TASK INSTRUCTIONS. Check each line for the word "فإذا" and report how many have it. Give nothing else.

SUPPLIED MATERIAL.
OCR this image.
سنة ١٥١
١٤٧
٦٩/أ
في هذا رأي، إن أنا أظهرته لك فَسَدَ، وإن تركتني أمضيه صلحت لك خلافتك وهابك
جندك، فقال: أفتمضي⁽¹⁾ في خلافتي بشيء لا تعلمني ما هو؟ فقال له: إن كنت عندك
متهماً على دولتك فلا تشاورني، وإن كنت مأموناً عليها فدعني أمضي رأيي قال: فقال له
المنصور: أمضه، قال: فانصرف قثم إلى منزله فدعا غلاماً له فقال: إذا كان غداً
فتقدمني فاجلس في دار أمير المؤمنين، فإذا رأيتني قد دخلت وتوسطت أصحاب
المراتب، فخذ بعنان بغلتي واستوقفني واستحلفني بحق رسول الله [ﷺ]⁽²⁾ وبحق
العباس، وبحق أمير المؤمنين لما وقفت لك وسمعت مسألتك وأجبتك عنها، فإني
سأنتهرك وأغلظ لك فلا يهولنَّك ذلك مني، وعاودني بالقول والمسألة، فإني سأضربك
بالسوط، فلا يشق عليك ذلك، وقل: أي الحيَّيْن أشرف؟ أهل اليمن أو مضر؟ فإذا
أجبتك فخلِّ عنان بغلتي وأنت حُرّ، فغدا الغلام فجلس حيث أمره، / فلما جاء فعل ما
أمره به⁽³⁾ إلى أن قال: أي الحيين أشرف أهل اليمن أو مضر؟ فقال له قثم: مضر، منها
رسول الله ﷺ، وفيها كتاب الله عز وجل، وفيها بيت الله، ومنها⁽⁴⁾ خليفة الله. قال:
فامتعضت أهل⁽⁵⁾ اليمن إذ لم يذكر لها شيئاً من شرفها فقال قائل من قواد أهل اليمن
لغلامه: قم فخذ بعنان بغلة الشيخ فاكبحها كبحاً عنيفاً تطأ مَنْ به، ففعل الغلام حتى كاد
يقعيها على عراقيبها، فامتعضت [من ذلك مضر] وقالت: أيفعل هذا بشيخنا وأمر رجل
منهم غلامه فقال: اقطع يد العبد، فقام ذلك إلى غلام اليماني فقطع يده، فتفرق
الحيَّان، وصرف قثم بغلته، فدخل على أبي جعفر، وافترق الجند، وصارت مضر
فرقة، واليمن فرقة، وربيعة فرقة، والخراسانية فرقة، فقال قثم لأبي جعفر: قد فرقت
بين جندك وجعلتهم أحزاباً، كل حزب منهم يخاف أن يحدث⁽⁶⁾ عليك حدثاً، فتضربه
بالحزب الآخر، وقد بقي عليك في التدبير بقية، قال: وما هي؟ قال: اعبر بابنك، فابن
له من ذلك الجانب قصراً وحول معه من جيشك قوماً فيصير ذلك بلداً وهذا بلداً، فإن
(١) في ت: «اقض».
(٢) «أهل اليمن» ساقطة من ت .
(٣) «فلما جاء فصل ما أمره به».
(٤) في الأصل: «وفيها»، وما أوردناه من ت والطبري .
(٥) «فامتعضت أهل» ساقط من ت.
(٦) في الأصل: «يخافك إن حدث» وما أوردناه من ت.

FINISHED TASK. 2